Exercise goal:
Filter this data down to the lines that hold "xlabel", and copy them.

(Dataset listings of figures)

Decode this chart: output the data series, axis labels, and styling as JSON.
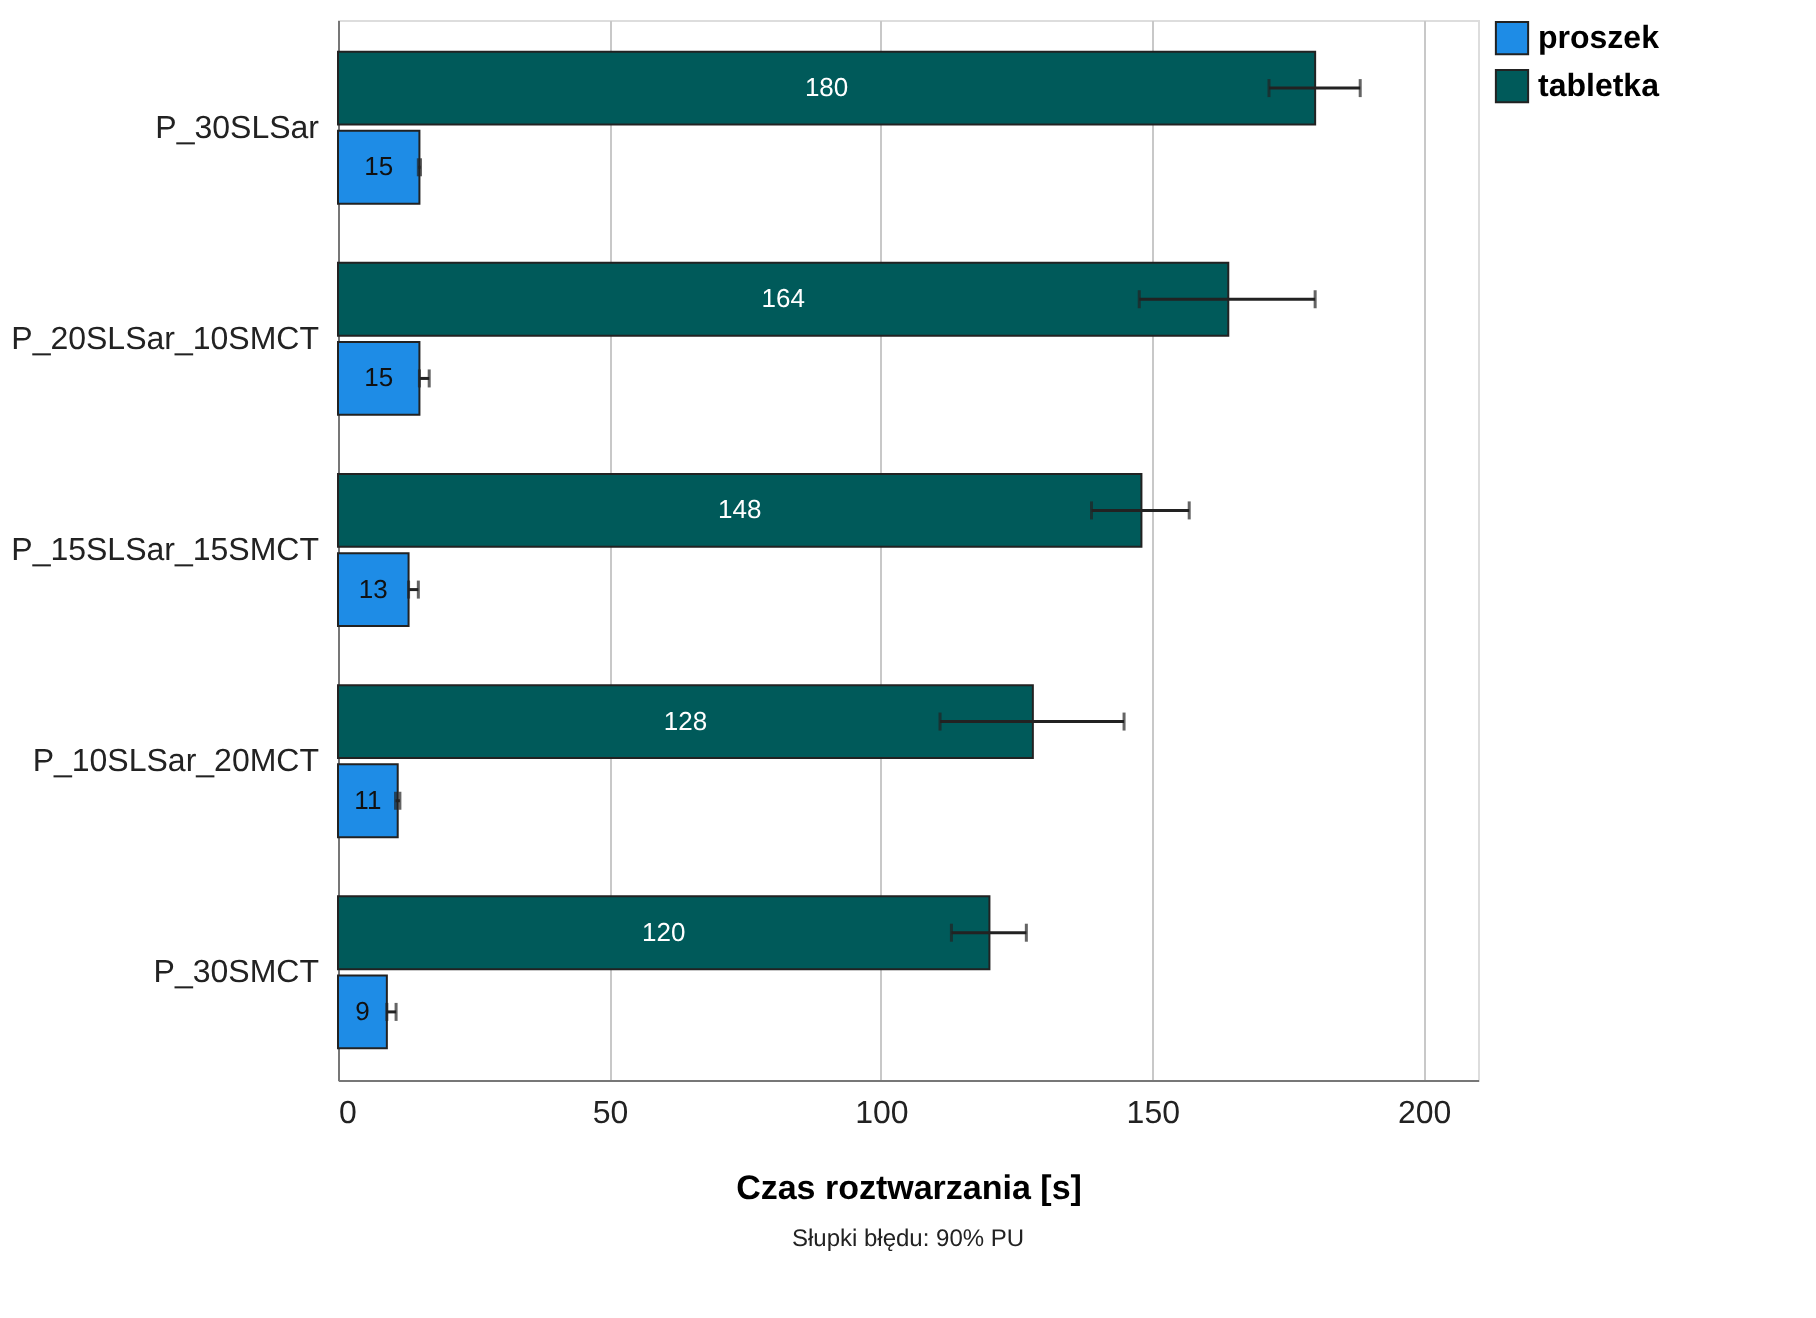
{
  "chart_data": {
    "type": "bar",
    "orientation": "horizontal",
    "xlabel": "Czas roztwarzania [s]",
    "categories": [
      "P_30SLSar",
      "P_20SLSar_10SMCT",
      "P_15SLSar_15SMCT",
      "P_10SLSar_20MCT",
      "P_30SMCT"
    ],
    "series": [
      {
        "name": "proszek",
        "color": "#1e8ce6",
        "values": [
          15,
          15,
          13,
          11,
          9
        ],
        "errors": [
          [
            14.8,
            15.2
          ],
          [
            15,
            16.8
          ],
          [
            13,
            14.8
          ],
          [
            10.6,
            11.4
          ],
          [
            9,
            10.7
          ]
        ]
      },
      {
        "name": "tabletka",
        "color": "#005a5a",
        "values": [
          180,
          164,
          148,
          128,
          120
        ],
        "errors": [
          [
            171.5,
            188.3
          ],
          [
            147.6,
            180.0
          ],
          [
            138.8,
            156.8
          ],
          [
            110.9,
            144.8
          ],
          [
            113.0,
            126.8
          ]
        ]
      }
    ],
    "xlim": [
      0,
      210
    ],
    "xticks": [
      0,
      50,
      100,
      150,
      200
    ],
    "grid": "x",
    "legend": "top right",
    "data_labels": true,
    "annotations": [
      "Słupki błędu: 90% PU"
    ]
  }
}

==

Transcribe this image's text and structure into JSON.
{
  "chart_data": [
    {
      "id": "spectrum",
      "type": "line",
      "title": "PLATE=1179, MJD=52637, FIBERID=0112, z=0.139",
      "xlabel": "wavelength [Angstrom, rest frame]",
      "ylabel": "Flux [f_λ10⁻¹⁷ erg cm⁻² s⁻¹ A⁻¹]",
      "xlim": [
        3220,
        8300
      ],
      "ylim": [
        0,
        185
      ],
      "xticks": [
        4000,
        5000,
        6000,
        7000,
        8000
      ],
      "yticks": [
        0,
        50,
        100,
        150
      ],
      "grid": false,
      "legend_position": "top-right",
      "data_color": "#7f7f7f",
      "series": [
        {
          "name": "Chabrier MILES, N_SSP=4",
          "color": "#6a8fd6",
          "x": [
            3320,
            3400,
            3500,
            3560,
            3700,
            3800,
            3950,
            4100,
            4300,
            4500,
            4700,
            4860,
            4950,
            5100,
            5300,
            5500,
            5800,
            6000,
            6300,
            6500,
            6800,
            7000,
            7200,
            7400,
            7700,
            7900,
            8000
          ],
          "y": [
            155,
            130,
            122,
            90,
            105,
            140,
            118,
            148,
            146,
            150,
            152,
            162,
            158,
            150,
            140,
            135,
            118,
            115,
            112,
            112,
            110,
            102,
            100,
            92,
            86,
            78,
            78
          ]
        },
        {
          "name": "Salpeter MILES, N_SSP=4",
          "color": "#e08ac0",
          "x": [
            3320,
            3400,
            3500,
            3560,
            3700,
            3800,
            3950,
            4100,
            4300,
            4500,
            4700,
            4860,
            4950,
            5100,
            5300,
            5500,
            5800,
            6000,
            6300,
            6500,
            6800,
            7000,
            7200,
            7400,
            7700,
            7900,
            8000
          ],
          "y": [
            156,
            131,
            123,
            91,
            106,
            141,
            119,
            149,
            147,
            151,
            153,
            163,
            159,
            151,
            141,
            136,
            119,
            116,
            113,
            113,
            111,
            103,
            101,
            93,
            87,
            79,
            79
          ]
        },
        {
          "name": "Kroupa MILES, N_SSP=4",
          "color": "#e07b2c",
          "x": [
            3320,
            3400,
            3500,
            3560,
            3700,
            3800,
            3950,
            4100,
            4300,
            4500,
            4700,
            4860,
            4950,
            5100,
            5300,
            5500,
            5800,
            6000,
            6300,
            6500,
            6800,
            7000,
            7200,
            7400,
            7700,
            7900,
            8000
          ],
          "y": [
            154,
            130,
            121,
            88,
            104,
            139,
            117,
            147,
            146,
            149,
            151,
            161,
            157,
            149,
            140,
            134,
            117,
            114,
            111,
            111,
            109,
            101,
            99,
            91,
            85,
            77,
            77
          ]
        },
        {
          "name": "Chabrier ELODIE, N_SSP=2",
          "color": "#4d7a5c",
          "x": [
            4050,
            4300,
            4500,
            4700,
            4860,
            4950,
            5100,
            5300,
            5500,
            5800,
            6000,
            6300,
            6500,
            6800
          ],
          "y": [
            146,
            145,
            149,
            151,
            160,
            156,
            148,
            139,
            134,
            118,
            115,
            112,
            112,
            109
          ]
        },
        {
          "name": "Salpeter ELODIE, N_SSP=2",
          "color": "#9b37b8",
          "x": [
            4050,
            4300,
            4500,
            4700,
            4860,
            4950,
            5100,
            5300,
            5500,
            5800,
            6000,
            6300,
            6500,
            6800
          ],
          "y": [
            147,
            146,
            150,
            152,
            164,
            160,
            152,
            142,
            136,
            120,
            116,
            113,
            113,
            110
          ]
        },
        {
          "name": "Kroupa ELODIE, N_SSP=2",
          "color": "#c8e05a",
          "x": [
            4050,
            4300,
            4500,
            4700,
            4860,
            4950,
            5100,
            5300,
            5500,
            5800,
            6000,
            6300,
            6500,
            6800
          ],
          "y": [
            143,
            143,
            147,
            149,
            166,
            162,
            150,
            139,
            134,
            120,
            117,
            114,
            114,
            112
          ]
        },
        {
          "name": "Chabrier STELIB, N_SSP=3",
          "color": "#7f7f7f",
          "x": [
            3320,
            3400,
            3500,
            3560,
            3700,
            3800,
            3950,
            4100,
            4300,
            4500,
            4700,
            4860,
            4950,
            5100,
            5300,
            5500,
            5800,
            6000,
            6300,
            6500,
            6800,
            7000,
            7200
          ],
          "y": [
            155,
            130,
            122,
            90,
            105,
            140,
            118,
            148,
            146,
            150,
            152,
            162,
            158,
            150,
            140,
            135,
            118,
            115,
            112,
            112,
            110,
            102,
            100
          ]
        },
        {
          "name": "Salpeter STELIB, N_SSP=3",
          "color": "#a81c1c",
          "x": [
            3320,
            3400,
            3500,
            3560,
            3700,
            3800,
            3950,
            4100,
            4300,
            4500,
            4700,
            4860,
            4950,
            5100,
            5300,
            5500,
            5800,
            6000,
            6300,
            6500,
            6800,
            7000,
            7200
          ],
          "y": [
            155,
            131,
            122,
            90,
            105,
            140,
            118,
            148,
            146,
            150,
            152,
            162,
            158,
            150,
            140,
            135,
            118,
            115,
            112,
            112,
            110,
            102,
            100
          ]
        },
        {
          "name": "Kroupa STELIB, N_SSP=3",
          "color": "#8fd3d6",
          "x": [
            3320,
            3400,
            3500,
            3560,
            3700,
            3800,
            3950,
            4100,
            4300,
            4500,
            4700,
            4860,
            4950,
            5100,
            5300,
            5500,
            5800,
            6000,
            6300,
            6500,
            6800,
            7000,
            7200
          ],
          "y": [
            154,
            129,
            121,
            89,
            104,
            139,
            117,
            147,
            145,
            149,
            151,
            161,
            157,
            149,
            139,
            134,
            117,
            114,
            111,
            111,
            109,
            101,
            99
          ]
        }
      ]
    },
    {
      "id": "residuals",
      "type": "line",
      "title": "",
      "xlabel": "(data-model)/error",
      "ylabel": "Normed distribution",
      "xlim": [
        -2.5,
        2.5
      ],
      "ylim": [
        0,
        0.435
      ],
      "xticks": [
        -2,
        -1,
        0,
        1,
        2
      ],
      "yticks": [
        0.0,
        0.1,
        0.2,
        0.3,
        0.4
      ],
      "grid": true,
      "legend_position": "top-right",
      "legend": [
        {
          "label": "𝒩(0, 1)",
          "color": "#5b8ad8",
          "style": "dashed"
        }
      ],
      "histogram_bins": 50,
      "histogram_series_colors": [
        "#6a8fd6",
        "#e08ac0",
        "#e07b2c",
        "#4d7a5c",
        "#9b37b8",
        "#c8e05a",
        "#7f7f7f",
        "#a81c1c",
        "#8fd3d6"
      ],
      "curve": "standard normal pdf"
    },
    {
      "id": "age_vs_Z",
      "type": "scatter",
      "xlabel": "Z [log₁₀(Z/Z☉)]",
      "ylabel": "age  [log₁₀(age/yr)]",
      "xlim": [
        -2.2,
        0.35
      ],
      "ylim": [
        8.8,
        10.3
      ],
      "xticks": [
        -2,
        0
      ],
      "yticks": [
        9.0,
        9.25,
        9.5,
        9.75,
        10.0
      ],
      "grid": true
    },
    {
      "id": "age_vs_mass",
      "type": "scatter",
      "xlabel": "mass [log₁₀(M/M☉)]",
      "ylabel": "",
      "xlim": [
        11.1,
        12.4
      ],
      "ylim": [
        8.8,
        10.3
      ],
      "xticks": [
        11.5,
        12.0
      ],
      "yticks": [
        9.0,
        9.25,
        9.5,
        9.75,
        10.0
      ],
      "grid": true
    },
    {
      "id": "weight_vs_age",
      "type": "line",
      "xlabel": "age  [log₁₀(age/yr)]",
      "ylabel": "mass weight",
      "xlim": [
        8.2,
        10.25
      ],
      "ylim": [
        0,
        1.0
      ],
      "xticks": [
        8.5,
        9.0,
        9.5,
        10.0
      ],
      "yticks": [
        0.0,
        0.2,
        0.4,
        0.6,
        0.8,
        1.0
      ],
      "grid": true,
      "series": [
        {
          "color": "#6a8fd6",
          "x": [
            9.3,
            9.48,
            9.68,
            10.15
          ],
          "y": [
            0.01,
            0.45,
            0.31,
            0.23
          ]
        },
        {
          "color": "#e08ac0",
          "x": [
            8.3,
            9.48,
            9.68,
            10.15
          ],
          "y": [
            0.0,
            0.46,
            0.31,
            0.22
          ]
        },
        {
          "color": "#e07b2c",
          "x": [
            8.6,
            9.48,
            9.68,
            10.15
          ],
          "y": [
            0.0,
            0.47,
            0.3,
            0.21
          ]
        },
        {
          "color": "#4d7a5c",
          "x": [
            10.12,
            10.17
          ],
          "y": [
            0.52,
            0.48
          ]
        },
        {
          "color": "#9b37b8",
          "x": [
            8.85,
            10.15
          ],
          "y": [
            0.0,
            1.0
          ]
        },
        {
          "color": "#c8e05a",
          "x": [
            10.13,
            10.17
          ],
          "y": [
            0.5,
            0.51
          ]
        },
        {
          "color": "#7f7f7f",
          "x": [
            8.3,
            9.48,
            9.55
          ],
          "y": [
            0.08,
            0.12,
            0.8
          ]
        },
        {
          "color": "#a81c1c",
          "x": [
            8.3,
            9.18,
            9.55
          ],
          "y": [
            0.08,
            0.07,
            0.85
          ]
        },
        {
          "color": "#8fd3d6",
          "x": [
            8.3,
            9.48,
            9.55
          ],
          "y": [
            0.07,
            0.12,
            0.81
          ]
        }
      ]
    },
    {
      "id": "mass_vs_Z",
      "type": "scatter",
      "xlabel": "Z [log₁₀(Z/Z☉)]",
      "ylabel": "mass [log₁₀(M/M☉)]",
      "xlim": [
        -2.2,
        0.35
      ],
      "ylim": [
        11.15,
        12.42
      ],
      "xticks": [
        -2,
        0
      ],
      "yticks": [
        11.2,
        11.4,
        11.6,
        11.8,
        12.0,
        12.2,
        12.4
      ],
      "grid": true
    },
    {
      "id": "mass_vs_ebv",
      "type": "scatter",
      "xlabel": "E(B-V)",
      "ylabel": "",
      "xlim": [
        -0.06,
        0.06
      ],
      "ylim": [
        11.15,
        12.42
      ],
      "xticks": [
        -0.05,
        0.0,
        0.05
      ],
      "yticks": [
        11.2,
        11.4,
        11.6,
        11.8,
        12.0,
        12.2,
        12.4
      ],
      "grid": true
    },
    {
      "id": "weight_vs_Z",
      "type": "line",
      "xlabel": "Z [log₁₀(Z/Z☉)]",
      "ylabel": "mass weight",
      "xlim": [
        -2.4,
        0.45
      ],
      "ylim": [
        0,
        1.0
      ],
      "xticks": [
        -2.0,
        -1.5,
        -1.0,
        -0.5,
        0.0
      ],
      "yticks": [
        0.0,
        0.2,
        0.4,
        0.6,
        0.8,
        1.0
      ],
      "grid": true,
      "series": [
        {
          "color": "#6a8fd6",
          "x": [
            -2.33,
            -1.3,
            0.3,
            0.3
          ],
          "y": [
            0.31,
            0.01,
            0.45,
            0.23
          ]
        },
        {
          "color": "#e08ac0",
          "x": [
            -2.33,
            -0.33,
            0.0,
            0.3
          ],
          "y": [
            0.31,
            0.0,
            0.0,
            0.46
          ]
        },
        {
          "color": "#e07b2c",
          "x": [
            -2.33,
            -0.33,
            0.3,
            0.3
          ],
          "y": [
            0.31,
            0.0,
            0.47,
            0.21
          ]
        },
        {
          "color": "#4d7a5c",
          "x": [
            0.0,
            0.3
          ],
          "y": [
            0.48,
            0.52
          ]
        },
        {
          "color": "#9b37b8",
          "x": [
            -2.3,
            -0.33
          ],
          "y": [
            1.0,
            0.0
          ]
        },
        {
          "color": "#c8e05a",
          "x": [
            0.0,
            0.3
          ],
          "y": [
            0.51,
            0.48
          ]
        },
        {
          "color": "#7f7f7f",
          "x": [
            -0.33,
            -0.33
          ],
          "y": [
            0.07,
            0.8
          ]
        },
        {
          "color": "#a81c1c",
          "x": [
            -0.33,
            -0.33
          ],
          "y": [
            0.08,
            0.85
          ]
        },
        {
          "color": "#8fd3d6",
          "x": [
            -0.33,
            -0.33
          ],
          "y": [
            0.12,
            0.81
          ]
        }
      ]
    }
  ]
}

...

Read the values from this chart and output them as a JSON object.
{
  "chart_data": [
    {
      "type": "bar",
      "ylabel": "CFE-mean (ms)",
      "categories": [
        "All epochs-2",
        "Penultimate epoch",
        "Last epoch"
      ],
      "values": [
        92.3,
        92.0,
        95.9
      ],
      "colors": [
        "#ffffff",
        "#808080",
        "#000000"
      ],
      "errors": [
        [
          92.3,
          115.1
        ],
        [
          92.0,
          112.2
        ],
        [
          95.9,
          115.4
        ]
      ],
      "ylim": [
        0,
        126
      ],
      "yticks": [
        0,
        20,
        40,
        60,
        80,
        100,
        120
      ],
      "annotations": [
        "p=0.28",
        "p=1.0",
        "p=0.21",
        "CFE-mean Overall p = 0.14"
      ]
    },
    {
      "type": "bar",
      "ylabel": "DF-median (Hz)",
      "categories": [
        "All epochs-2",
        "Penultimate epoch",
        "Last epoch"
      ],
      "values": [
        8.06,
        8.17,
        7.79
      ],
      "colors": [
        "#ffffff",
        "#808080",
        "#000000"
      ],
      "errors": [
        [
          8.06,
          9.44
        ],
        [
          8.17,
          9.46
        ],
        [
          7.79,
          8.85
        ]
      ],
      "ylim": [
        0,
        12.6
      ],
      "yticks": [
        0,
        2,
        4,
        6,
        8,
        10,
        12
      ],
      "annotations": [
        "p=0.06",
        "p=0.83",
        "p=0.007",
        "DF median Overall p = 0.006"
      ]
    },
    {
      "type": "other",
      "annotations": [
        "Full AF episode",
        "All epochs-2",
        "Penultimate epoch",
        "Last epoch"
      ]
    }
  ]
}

Reply to the exercise:
    "xlabel": "Czas roztwarzania [s]",
      "xlabel": "wavelength [Angstrom, rest frame]",
      "xlabel": "(data-model)/error",
      "xlabel": "Z [log₁₀(Z/Z☉)]",
      "xlabel": "mass [log₁₀(M/M☉)]",
      "xlabel": "age  [log₁₀(age/yr)]",
      "xlabel": "Z [log₁₀(Z/Z☉)]",
      "xlabel": "E(B-V)",
      "xlabel": "Z [log₁₀(Z/Z☉)]",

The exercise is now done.